**Rows from a figure dataset**.
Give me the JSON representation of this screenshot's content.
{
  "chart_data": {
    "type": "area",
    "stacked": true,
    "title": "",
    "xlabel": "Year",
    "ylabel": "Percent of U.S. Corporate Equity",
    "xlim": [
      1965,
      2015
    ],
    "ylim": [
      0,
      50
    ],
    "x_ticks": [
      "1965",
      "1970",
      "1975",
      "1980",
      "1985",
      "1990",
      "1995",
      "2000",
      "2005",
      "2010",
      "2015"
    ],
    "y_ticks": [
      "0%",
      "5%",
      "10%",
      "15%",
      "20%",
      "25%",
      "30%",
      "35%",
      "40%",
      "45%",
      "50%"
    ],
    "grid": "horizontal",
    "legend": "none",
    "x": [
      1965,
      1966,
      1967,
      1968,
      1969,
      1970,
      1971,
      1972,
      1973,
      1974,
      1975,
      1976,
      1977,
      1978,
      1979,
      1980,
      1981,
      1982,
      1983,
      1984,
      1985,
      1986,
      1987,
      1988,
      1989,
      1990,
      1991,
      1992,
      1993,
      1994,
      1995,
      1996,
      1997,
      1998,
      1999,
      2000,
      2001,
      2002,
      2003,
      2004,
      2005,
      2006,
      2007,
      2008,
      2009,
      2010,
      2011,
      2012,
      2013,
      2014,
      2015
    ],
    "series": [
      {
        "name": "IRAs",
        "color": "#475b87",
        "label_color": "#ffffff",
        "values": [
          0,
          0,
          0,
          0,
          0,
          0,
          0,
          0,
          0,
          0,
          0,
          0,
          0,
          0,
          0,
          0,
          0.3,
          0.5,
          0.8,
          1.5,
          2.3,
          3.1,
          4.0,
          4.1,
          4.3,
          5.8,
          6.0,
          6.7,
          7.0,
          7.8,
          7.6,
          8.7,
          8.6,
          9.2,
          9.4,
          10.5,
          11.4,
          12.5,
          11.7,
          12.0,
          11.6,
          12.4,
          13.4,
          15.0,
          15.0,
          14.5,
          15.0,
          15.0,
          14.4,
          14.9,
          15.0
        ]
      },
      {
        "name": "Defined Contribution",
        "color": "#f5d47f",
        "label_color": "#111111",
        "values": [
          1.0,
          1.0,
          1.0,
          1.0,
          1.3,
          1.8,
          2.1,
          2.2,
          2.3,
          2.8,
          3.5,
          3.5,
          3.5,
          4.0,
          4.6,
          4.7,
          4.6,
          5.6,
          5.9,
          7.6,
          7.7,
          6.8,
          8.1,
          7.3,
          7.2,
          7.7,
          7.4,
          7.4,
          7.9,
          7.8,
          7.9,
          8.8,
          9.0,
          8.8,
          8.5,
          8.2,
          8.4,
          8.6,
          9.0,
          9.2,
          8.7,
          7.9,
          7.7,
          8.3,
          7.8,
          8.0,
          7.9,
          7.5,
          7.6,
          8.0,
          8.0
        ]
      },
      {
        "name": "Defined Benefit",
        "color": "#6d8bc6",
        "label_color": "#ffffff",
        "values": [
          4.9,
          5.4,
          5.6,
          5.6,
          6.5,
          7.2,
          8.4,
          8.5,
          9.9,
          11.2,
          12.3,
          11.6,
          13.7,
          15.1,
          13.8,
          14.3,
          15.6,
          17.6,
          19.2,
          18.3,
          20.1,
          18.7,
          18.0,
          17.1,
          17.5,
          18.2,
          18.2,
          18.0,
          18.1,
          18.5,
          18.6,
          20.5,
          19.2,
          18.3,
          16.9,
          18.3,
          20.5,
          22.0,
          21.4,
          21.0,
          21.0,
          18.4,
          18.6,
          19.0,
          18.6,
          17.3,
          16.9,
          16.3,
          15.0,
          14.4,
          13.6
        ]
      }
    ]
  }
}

**To be done**.
Repeat the material above in full, quoting it exactly.

**Complete response**.
Give me the JSON representation of this screenshot's content.
{
  "chart_data": {
    "type": "area",
    "stacked": true,
    "title": "",
    "xlabel": "Year",
    "ylabel": "Percent of U.S. Corporate Equity",
    "xlim": [
      1965,
      2015
    ],
    "ylim": [
      0,
      50
    ],
    "x_ticks": [
      "1965",
      "1970",
      "1975",
      "1980",
      "1985",
      "1990",
      "1995",
      "2000",
      "2005",
      "2010",
      "2015"
    ],
    "y_ticks": [
      "0%",
      "5%",
      "10%",
      "15%",
      "20%",
      "25%",
      "30%",
      "35%",
      "40%",
      "45%",
      "50%"
    ],
    "grid": "horizontal",
    "legend": "none",
    "x": [
      1965,
      1966,
      1967,
      1968,
      1969,
      1970,
      1971,
      1972,
      1973,
      1974,
      1975,
      1976,
      1977,
      1978,
      1979,
      1980,
      1981,
      1982,
      1983,
      1984,
      1985,
      1986,
      1987,
      1988,
      1989,
      1990,
      1991,
      1992,
      1993,
      1994,
      1995,
      1996,
      1997,
      1998,
      1999,
      2000,
      2001,
      2002,
      2003,
      2004,
      2005,
      2006,
      2007,
      2008,
      2009,
      2010,
      2011,
      2012,
      2013,
      2014,
      2015
    ],
    "series": [
      {
        "name": "IRAs",
        "color": "#475b87",
        "label_color": "#ffffff",
        "values": [
          0,
          0,
          0,
          0,
          0,
          0,
          0,
          0,
          0,
          0,
          0,
          0,
          0,
          0,
          0,
          0,
          0.3,
          0.5,
          0.8,
          1.5,
          2.3,
          3.1,
          4.0,
          4.1,
          4.3,
          5.8,
          6.0,
          6.7,
          7.0,
          7.8,
          7.6,
          8.7,
          8.6,
          9.2,
          9.4,
          10.5,
          11.4,
          12.5,
          11.7,
          12.0,
          11.6,
          12.4,
          13.4,
          15.0,
          15.0,
          14.5,
          15.0,
          15.0,
          14.4,
          14.9,
          15.0
        ]
      },
      {
        "name": "Defined Contribution",
        "color": "#f5d47f",
        "label_color": "#111111",
        "values": [
          1.0,
          1.0,
          1.0,
          1.0,
          1.3,
          1.8,
          2.1,
          2.2,
          2.3,
          2.8,
          3.5,
          3.5,
          3.5,
          4.0,
          4.6,
          4.7,
          4.6,
          5.6,
          5.9,
          7.6,
          7.7,
          6.8,
          8.1,
          7.3,
          7.2,
          7.7,
          7.4,
          7.4,
          7.9,
          7.8,
          7.9,
          8.8,
          9.0,
          8.8,
          8.5,
          8.2,
          8.4,
          8.6,
          9.0,
          9.2,
          8.7,
          7.9,
          7.7,
          8.3,
          7.8,
          8.0,
          7.9,
          7.5,
          7.6,
          8.0,
          8.0
        ]
      },
      {
        "name": "Defined Benefit",
        "color": "#6d8bc6",
        "label_color": "#ffffff",
        "values": [
          4.9,
          5.4,
          5.6,
          5.6,
          6.5,
          7.2,
          8.4,
          8.5,
          9.9,
          11.2,
          12.3,
          11.6,
          13.7,
          15.1,
          13.8,
          14.3,
          15.6,
          17.6,
          19.2,
          18.3,
          20.1,
          18.7,
          18.0,
          17.1,
          17.5,
          18.2,
          18.2,
          18.0,
          18.1,
          18.5,
          18.6,
          20.5,
          19.2,
          18.3,
          16.9,
          18.3,
          20.5,
          22.0,
          21.4,
          21.0,
          21.0,
          18.4,
          18.6,
          19.0,
          18.6,
          17.3,
          16.9,
          16.3,
          15.0,
          14.4,
          13.6
        ]
      }
    ]
  }
}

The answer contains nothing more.